Information given.

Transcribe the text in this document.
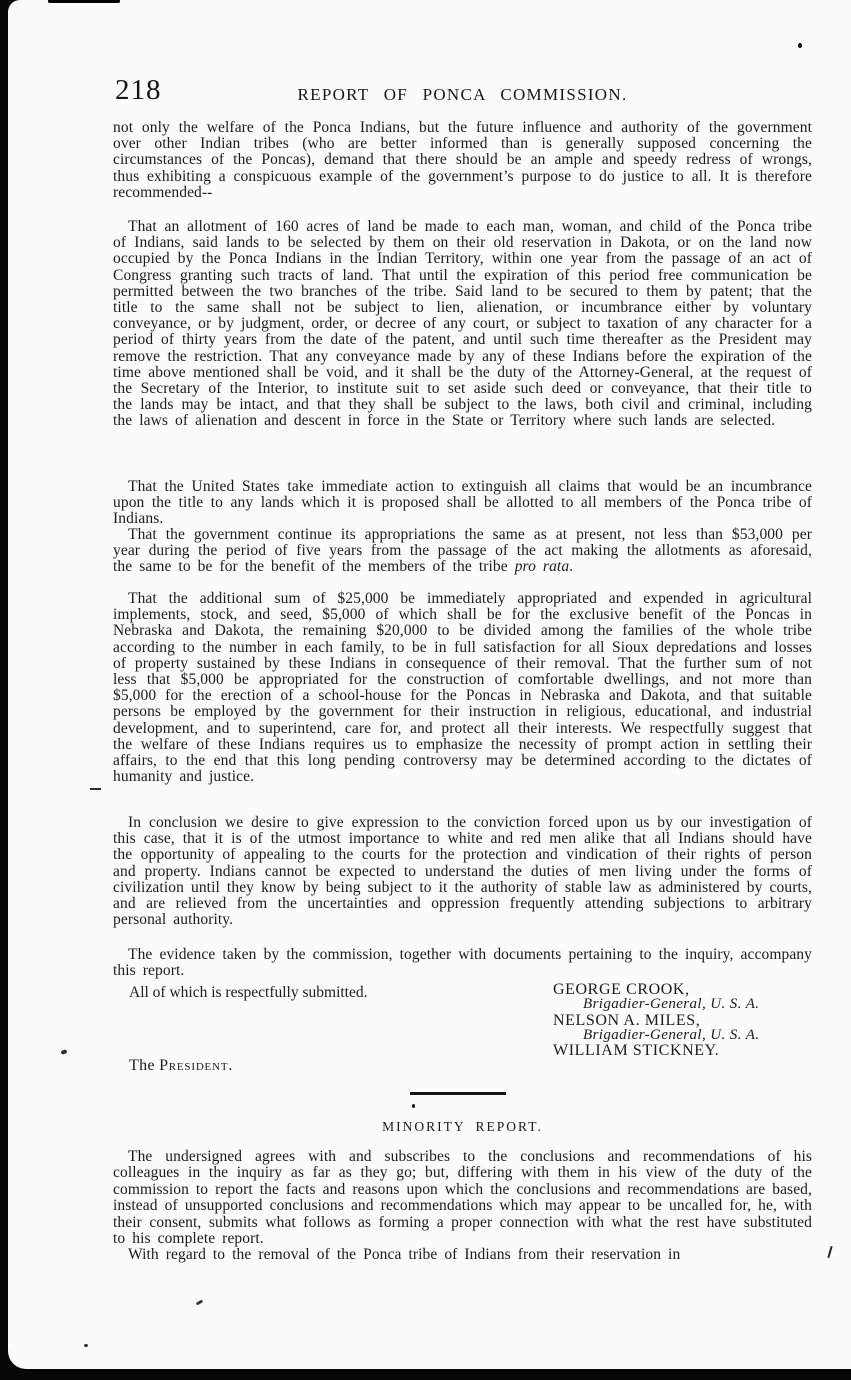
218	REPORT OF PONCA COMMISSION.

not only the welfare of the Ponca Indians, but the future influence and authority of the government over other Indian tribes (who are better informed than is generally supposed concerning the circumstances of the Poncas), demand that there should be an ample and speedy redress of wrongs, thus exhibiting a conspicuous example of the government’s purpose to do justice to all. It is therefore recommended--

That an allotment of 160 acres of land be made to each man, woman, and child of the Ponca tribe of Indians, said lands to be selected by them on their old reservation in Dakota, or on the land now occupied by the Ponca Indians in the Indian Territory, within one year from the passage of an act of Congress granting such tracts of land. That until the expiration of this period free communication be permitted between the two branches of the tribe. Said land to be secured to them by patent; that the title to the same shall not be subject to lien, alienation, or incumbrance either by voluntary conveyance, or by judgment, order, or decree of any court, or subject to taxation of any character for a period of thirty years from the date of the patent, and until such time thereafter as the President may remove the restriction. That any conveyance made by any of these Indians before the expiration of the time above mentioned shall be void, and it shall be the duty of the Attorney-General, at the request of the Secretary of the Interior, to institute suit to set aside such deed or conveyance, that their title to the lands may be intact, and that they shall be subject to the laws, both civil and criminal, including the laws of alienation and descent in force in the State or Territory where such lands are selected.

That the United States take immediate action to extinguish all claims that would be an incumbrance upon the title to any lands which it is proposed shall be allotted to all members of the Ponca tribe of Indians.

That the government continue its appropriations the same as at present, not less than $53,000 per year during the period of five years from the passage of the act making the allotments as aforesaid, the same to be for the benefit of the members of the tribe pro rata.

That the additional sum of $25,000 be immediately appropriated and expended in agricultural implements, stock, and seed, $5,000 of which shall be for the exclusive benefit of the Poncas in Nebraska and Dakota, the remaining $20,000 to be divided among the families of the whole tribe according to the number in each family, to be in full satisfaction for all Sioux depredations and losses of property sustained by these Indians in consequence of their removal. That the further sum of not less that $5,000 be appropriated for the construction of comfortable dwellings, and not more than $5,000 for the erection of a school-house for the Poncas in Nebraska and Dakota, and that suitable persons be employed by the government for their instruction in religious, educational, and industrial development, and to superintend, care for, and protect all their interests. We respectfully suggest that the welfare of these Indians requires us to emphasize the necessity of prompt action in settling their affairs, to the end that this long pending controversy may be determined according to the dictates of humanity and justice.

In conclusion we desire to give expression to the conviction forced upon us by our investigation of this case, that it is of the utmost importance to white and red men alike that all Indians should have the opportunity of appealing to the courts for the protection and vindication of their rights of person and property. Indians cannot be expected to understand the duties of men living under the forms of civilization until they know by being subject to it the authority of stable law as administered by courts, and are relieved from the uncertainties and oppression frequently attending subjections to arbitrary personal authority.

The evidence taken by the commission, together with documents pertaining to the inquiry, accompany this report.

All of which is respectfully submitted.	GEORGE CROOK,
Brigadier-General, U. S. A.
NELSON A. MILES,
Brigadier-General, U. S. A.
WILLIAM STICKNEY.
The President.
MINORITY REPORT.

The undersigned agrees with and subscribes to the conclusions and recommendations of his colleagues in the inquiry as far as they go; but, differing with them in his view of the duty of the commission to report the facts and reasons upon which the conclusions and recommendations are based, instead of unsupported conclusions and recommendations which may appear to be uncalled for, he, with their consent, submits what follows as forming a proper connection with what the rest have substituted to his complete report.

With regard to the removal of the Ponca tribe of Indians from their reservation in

* * *

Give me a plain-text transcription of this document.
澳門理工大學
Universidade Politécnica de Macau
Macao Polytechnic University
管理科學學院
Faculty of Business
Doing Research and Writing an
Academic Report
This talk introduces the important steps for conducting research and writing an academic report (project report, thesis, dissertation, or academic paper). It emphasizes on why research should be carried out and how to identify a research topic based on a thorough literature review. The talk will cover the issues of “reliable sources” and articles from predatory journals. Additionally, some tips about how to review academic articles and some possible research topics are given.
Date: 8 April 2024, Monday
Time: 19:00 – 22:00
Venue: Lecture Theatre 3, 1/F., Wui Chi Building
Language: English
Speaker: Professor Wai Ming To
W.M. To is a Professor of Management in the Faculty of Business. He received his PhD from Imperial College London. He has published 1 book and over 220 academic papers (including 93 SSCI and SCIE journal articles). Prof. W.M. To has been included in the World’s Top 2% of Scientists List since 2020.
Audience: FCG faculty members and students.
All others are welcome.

Work to complete. Look over the listing. Pull out every line with the string "years" in it.

Response for this exercise.
That an allotment of 160 acres of land be made to each man, woman, and child of the Ponca tribe of Indians, said lands to be selected by them on their old reservation in Dakota, or on the land now occupied by the Ponca Indians in the Indian Territory, within one year from the passage of an act of Congress granting such tracts of land. That until the expiration of this period free communication be permitted between the two branches of the tribe. Said land to be secured to them by patent; that the title to the same shall not be subject to lien, alienation, or incumbrance either by voluntary conveyance, or by judgment, order, or decree of any court, or subject to taxation of any character for a period of thirty years from the date of the patent, and until such time thereafter as the President may remove the restriction. That any conveyance made by any of these Indians before the expiration of the time above mentioned shall be void, and it shall be the duty of the Attorney-General, at the request of the Secretary of the Interior, to institute suit to set aside such deed or conveyance, that their title to the lands may be intact, and that they shall be subject to the laws, both civil and criminal, including the laws of alienation and descent in force in the State or Territory where such lands are selected.
That the government continue its appropriations the same as at present, not less than $53,000 per year during the period of five years from the passage of the act making the allotments as aforesaid, the same to be for the benefit of the members of the tribe pro rata.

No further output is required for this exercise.